◆ **PROBLEM DESCRIPTION**:
Using the material below, copy every line where "السعيد" appears.
* BEGIN MATERIAL PROVIDED *
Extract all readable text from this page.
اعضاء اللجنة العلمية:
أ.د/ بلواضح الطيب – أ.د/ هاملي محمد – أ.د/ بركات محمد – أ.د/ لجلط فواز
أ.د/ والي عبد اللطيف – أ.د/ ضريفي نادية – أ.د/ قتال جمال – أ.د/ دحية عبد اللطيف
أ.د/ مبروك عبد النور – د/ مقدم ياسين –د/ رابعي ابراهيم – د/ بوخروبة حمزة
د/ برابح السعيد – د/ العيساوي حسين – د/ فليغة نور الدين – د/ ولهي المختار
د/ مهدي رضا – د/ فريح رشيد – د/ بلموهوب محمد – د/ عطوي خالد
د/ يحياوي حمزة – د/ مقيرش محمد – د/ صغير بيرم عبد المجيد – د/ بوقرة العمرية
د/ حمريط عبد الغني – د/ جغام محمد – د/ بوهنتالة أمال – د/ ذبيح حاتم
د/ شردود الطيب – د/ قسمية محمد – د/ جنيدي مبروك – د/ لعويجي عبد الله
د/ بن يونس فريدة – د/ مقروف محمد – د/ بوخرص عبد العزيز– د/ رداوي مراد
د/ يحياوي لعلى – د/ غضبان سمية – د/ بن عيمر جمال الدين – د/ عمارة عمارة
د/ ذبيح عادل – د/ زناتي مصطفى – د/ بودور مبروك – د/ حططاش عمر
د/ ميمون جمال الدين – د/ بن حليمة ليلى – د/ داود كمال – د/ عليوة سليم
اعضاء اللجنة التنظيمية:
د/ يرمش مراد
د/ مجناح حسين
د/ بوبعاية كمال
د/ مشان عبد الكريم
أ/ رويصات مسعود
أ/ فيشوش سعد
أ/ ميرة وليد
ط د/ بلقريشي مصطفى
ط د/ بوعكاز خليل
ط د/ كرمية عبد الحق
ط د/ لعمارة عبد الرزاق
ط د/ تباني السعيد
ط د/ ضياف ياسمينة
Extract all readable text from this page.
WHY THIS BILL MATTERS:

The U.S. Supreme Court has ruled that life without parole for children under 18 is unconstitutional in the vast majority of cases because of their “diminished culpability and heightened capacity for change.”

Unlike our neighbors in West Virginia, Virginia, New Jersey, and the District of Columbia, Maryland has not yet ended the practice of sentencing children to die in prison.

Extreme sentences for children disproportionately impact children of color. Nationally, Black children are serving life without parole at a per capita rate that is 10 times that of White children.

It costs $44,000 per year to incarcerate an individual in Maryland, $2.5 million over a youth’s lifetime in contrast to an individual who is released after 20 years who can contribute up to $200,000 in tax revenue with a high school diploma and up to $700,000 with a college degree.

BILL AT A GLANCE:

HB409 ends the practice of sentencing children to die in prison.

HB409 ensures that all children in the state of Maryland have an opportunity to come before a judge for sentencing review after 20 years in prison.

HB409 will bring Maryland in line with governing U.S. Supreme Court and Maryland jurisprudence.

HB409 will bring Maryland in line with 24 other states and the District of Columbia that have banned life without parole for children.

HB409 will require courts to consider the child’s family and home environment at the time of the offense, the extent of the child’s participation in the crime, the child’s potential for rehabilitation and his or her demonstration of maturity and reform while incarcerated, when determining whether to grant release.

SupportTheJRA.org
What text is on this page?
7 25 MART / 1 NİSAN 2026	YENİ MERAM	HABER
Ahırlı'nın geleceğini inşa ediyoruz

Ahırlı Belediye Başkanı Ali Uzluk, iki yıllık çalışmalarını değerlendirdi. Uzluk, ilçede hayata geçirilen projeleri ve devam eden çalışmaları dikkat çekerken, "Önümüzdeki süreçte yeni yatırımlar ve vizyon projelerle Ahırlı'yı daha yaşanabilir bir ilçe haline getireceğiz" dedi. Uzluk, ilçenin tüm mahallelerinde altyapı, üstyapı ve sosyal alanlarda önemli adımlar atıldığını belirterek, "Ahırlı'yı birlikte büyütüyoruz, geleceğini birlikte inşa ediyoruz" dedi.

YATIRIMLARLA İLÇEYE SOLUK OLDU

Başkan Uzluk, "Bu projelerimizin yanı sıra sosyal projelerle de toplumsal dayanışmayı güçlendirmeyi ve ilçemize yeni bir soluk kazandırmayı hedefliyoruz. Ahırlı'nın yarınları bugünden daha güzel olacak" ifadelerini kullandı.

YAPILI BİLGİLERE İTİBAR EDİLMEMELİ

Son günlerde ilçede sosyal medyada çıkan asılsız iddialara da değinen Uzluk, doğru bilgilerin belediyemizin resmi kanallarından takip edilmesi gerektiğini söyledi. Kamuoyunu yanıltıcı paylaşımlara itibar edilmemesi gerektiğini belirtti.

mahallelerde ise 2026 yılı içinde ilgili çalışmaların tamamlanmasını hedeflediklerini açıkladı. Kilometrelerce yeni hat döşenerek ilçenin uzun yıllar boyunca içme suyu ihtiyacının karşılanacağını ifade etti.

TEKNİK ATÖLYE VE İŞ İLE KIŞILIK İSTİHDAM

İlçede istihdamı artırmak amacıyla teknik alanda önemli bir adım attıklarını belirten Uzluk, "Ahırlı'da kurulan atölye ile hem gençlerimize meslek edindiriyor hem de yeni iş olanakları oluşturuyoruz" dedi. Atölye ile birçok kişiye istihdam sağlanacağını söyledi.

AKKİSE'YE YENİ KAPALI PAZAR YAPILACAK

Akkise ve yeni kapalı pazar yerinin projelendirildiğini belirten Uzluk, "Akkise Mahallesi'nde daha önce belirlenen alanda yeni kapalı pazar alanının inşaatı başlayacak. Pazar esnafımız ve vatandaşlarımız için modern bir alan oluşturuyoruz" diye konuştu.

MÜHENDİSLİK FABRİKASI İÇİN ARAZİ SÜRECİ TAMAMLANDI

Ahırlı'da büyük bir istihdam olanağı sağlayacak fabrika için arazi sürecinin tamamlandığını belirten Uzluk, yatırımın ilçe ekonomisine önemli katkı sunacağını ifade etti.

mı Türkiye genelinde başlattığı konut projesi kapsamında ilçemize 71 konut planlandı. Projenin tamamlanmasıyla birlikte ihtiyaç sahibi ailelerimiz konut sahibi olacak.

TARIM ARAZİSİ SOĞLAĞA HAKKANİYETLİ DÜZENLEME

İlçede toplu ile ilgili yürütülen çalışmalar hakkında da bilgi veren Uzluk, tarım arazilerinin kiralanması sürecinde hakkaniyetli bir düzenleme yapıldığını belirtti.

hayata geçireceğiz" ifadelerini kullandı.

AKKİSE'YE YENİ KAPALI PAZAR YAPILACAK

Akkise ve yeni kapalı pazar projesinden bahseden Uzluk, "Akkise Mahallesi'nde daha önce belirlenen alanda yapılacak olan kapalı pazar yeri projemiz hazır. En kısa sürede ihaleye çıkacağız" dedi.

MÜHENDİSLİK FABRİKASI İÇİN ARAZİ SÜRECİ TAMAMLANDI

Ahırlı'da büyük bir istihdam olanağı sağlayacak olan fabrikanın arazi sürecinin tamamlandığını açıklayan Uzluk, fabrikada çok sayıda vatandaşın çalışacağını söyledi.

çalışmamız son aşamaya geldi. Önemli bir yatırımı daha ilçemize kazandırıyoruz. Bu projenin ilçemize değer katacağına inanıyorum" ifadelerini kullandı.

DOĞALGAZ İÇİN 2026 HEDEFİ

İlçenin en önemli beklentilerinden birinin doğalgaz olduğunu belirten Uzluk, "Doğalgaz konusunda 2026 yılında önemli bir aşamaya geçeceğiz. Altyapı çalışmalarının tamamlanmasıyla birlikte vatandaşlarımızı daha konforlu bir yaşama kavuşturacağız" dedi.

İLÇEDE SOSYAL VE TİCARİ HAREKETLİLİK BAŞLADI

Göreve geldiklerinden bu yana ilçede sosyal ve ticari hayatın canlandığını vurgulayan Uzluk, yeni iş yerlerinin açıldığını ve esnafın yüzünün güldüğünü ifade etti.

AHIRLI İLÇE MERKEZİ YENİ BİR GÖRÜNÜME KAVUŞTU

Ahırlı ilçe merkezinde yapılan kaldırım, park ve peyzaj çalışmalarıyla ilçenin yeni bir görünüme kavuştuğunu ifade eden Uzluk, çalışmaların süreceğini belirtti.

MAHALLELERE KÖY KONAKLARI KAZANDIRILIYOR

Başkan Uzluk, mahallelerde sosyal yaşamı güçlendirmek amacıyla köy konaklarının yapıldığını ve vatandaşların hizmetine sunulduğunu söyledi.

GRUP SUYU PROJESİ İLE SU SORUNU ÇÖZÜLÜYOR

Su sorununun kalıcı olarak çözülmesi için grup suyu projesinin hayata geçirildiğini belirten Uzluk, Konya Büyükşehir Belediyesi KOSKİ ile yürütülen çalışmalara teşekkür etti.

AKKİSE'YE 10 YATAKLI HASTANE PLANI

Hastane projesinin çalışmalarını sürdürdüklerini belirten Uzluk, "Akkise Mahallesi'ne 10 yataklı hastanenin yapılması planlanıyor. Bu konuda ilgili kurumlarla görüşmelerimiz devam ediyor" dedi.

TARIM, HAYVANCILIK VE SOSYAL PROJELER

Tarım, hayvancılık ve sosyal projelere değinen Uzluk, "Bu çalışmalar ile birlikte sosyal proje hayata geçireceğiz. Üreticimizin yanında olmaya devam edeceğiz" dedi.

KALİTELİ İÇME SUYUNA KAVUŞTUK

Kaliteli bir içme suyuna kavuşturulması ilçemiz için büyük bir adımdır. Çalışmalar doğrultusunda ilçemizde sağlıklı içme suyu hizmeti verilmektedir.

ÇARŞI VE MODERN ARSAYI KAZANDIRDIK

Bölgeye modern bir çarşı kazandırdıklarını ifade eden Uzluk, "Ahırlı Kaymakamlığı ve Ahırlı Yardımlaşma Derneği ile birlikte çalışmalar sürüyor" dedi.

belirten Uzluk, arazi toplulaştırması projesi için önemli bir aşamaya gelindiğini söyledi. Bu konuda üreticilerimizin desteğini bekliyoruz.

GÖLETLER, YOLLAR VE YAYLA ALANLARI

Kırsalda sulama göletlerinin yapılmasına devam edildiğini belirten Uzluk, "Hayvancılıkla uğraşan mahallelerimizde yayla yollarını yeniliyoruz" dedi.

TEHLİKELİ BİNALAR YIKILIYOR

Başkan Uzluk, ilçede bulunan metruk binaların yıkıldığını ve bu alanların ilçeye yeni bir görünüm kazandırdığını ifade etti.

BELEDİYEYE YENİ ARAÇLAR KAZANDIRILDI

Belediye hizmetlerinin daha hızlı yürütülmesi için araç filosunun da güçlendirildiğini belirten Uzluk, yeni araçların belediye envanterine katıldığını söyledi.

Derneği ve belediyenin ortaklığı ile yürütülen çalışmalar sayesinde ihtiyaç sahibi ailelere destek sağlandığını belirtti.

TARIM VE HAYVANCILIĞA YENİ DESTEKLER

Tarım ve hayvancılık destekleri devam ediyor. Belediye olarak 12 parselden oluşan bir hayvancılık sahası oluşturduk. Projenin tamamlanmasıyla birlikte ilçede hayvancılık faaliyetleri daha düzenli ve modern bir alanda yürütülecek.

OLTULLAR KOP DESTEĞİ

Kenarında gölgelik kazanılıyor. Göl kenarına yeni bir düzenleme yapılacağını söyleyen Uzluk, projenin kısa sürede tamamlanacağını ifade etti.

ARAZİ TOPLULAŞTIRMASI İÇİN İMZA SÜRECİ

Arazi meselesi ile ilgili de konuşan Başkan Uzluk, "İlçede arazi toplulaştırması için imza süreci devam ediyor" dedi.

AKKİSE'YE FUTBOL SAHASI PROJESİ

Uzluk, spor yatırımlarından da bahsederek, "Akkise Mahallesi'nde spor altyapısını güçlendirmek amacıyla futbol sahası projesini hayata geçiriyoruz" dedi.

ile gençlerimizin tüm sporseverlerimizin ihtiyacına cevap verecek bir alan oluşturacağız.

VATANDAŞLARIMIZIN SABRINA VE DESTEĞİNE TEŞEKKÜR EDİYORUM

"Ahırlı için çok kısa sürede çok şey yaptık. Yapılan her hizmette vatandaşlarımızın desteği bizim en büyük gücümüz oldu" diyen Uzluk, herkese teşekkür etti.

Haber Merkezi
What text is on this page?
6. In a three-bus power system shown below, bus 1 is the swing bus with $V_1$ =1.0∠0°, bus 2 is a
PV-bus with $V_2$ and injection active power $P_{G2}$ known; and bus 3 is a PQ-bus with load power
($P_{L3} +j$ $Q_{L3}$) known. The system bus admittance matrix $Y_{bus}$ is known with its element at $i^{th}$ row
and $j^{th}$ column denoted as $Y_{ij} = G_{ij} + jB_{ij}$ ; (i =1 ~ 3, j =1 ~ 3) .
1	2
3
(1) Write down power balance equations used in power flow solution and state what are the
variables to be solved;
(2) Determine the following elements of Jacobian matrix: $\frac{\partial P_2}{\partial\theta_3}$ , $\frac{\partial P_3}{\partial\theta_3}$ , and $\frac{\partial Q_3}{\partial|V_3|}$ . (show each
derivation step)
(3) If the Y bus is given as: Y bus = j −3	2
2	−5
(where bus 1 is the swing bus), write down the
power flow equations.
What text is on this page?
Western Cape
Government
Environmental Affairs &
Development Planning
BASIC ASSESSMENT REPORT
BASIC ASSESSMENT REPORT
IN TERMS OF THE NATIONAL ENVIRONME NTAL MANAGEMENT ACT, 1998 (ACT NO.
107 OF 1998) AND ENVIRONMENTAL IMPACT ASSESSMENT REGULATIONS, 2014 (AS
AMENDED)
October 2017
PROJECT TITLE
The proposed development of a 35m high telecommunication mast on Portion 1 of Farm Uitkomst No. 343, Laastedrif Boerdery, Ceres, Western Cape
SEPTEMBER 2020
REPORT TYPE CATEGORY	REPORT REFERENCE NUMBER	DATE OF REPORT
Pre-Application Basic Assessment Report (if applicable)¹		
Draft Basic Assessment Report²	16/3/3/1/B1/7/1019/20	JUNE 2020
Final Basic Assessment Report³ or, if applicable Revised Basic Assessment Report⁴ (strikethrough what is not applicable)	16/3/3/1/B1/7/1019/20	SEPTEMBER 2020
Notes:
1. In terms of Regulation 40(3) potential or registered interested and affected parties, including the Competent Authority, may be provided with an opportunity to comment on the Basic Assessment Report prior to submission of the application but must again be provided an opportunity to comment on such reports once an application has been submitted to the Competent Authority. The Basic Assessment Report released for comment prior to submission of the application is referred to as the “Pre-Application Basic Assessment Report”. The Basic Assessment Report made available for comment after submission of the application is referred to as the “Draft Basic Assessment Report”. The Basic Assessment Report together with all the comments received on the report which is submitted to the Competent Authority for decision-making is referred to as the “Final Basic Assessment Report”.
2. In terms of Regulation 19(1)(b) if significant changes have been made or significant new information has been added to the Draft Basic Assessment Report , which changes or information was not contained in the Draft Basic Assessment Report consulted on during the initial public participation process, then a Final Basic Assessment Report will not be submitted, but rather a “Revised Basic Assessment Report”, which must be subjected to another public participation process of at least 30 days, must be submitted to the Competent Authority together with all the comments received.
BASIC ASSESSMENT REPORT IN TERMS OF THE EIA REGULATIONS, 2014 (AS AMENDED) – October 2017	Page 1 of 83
* END MATERIAL PROVIDED *
◆ **RESULT BELOW**:
د/ برابح السعيد – د/ العيساوي حسين – د/ فليغة نور الدين – د/ ولهي المختار
ط د/ تباني السعيد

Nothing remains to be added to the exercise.